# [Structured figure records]
((
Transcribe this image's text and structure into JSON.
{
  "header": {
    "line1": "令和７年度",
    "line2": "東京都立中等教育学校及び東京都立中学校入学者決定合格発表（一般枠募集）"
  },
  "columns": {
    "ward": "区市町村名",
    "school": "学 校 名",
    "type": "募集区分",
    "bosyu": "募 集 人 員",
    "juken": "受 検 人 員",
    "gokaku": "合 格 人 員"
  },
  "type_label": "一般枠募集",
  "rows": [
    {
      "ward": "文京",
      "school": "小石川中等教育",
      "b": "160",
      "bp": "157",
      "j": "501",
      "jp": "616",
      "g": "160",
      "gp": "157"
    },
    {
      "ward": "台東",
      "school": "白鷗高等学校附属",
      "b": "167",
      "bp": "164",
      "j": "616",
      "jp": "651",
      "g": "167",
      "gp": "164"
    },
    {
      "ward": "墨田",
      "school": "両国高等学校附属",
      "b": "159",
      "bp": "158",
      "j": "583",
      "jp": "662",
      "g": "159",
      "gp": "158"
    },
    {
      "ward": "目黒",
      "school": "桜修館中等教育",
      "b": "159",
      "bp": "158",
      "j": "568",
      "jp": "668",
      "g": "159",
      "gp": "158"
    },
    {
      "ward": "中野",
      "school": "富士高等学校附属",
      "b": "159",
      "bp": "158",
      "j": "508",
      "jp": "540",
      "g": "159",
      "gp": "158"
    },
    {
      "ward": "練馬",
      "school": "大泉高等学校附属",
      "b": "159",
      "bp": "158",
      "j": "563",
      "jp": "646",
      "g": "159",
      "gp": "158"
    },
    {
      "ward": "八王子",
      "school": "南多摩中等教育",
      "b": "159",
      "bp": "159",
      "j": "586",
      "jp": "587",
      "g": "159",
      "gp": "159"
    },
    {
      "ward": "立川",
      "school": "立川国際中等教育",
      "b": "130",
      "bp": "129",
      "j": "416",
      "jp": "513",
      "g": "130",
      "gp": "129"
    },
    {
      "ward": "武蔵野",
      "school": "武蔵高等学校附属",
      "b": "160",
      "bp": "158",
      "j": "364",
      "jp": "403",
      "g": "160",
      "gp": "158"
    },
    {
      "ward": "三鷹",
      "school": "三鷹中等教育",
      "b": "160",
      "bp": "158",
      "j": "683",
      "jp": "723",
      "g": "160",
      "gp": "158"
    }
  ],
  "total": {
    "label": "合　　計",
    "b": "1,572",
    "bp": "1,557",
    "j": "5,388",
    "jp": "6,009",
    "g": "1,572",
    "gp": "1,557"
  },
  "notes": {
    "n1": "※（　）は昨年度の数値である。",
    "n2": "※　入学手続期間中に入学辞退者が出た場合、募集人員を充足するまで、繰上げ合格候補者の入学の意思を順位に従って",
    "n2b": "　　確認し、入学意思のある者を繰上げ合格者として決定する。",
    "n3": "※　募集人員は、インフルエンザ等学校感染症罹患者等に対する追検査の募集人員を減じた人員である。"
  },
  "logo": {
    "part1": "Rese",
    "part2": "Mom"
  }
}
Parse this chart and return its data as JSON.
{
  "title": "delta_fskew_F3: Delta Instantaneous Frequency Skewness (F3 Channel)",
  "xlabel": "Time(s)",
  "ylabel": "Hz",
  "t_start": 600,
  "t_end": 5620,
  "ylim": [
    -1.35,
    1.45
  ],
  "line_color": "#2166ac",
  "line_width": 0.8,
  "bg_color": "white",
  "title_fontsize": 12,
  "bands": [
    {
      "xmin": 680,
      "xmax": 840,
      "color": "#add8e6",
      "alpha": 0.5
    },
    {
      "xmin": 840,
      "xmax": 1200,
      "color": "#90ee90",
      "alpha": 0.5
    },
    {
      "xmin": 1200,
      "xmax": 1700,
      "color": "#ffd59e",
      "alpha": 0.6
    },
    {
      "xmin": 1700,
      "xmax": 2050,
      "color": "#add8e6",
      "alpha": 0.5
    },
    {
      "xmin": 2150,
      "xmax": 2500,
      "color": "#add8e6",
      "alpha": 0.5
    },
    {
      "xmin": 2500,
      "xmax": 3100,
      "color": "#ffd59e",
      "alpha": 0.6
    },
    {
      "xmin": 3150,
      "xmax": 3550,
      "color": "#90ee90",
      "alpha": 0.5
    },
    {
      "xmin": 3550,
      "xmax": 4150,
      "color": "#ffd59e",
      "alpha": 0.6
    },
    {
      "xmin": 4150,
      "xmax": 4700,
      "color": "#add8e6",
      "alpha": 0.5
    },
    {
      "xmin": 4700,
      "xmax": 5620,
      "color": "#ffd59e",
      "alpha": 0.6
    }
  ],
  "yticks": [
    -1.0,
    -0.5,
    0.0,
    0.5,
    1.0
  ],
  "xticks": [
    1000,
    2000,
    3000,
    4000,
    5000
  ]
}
))
# [WHAT IS BEING ASKED]
From the entries above, pull out each line that includes "xmax".

# [RESULT OF THIS TASK]
      "xmax": 840,
      "xmax": 1200,
      "xmax": 1700,
      "xmax": 2050,
      "xmax": 2500,
      "xmax": 3100,
      "xmax": 3550,
      "xmax": 4150,
      "xmax": 4700,
      "xmax": 5620,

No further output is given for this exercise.